- Records for the exercise:
--

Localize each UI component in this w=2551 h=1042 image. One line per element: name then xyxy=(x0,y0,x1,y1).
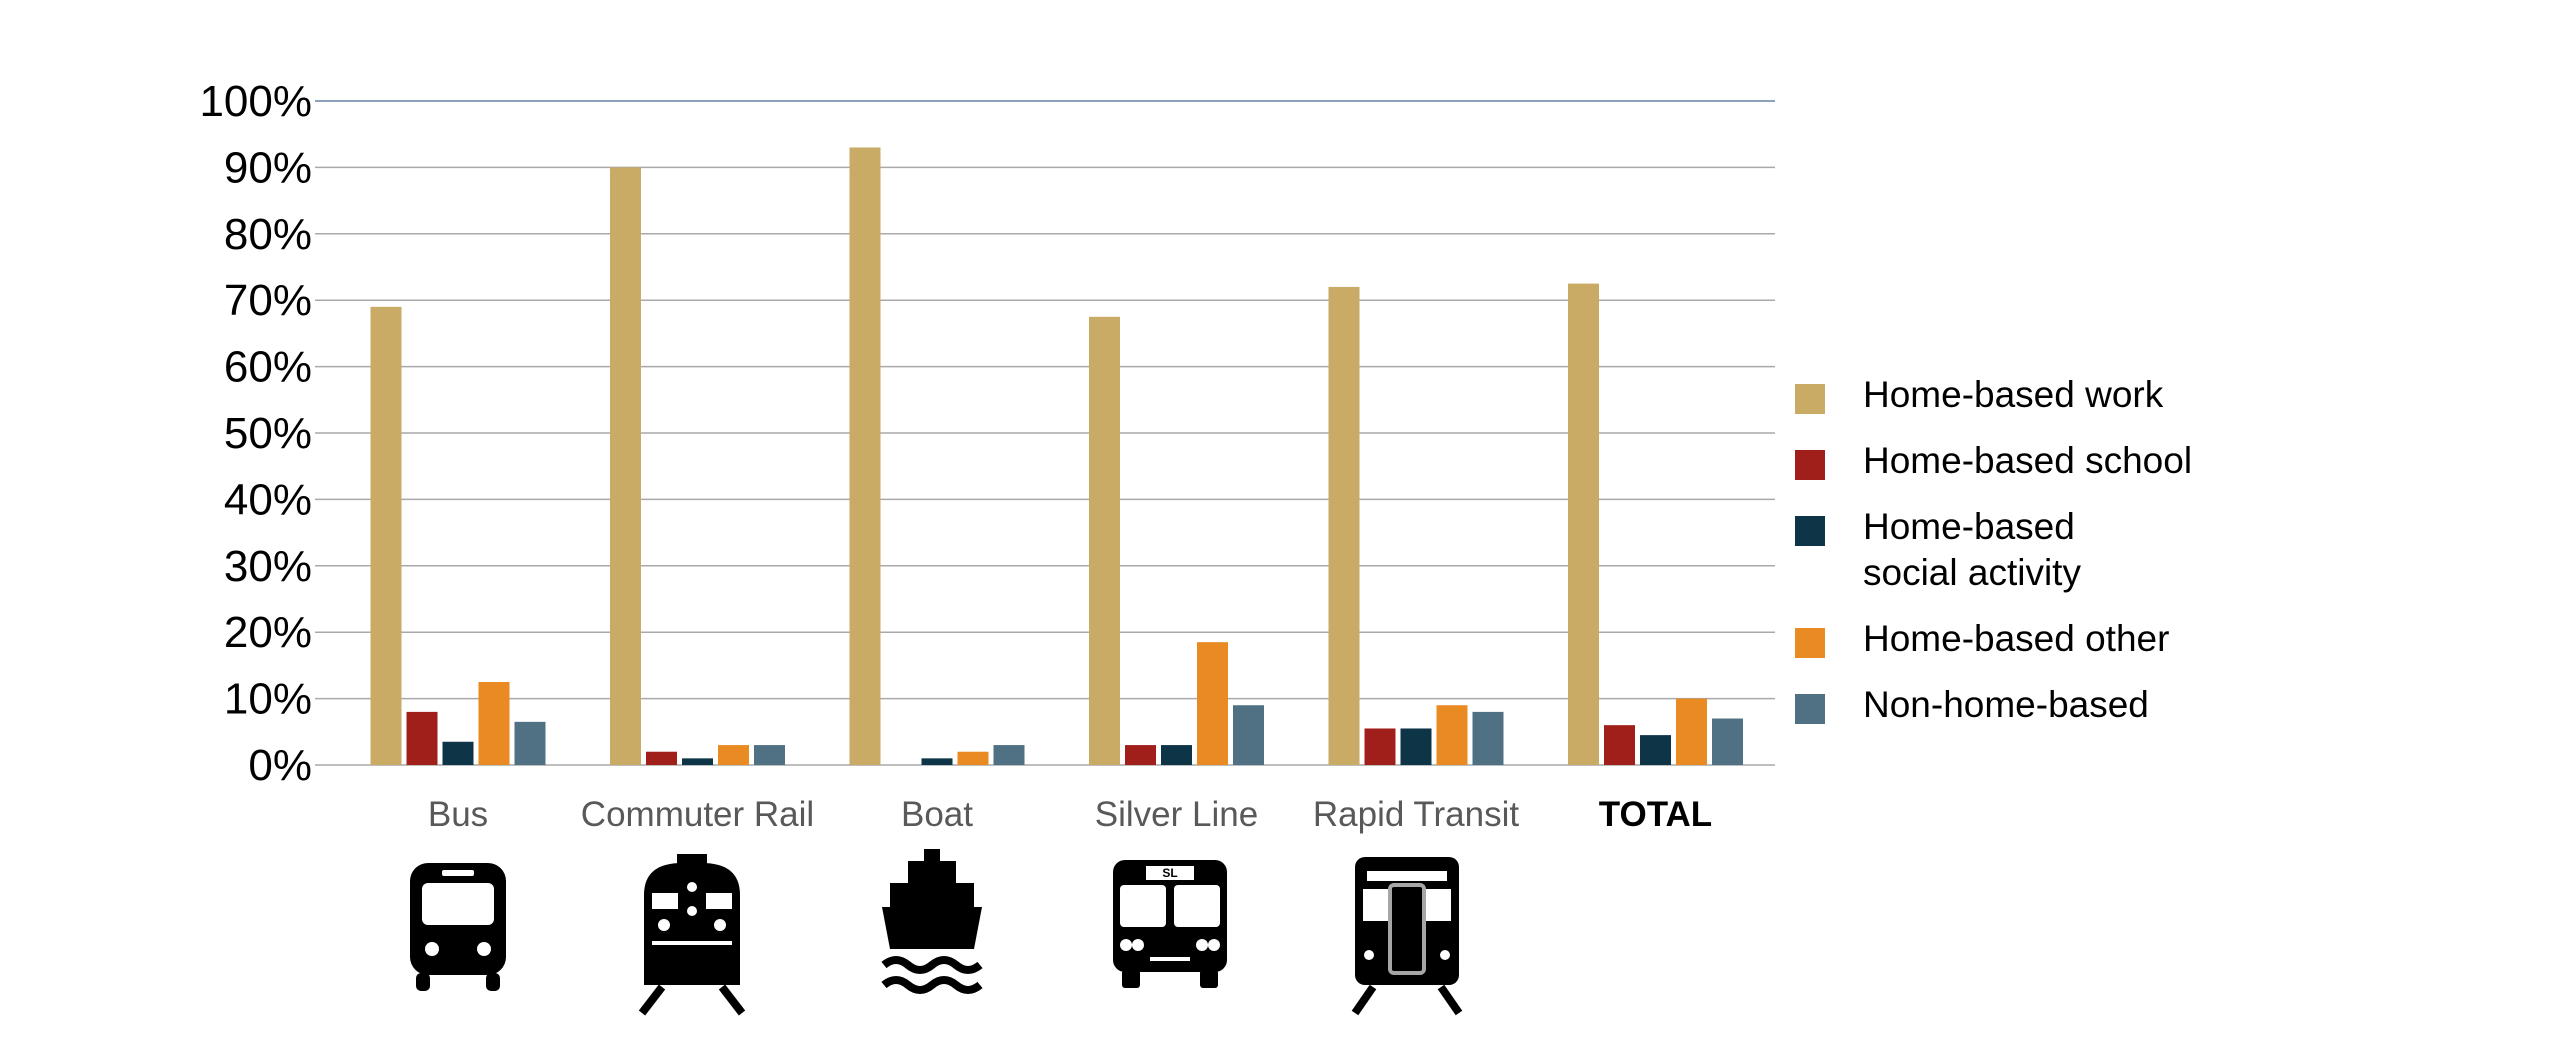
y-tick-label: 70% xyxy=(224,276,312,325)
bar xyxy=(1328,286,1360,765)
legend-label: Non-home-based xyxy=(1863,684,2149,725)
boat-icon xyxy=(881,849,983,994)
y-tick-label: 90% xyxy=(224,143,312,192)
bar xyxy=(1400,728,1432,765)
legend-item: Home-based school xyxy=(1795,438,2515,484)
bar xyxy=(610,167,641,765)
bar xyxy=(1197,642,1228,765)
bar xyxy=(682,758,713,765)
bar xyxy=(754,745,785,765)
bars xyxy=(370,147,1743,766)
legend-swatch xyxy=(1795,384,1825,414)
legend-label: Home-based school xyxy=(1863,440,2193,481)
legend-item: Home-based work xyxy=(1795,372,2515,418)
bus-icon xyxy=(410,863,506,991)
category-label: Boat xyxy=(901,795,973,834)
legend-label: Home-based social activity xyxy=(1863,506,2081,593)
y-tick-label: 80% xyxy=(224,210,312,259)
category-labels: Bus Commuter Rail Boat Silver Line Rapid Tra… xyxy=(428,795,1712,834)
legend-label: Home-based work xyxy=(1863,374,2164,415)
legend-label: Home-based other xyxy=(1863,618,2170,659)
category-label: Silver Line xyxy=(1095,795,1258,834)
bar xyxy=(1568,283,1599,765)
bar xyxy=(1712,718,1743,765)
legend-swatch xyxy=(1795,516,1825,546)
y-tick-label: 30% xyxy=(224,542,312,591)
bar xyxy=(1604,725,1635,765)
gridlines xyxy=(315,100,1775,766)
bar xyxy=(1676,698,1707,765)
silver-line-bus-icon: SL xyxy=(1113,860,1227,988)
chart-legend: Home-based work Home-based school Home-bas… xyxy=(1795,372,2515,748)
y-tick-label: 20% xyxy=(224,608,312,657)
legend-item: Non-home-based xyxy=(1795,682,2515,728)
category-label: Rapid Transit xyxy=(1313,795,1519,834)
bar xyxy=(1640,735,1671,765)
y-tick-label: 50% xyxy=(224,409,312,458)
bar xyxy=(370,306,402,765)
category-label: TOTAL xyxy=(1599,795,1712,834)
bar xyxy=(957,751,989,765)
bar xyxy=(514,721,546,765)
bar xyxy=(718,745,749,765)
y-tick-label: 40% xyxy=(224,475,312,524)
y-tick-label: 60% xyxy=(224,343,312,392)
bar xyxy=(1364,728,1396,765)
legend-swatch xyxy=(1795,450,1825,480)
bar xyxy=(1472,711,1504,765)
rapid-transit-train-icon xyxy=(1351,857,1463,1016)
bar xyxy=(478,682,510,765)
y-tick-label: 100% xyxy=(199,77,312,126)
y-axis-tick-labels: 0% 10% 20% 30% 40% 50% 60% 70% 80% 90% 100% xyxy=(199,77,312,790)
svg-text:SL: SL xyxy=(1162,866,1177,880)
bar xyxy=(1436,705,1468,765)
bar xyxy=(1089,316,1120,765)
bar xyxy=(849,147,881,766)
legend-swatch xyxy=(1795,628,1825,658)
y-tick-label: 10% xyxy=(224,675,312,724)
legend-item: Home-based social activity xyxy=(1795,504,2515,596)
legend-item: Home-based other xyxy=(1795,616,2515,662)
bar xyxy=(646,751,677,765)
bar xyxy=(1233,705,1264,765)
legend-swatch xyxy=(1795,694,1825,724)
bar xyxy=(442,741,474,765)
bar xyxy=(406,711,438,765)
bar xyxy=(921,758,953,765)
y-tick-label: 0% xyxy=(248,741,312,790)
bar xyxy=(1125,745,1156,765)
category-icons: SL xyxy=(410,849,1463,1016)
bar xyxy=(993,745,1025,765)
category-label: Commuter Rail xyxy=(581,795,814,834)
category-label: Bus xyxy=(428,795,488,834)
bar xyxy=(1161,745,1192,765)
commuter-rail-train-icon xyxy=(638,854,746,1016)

--

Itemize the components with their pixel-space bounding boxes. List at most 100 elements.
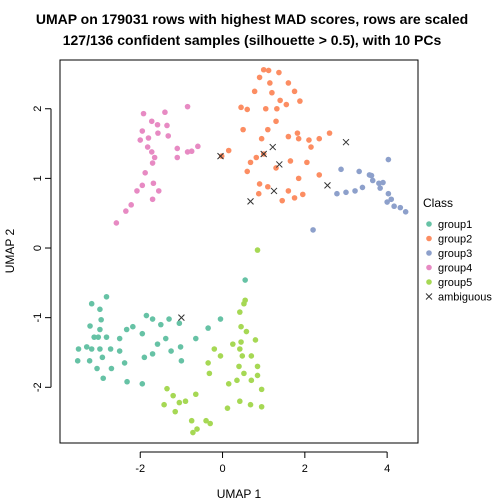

--

Please give the records from the line with "Localize each UI" to the line with "category-labels: Bus Commuter" as a JSON list of strings, one string per line, with blank lines and pictures left out.

- Task output:
[
  "Localize each UI component in this w=2551 h=1042 image. One line per element: name then xyxy=(x0,y0,x1,y1).",
  "y-tick-label: 70% xyxy=(224,276,312,325)",
  "bar xyxy=(1328,286,1360,765)",
  "legend-label: Non-home-based xyxy=(1863,684,2149,725)",
  "boat-icon xyxy=(881,849,983,994)",
  "y-tick-label: 90% xyxy=(224,143,312,192)",
  "bar xyxy=(1400,728,1432,765)",
  "legend-item: Home-based school xyxy=(1795,438,2515,484)",
  "bar xyxy=(610,167,641,765)",
  "bar xyxy=(1197,642,1228,765)",
  "bar xyxy=(682,758,713,765)",
  "bar xyxy=(754,745,785,765)",
  "bars xyxy=(370,147,1743,766)",
  "legend-swatch xyxy=(1795,384,1825,414)",
  "legend-label: Home-based school xyxy=(1863,440,2193,481)",
  "legend-item: Home-based work xyxy=(1795,372,2515,418)",
  "bus-icon xyxy=(410,863,506,991)",
  "category-label: Boat xyxy=(901,795,973,834)",
  "legend-label: Home-based social activity xyxy=(1863,506,2081,593)",
  "y-tick-label: 80% xyxy=(224,210,312,259)",
  "category-labels: Bus Commuter Rail Boat Silver Line Rapid Tra… xyxy=(428,795,1712,834)"
]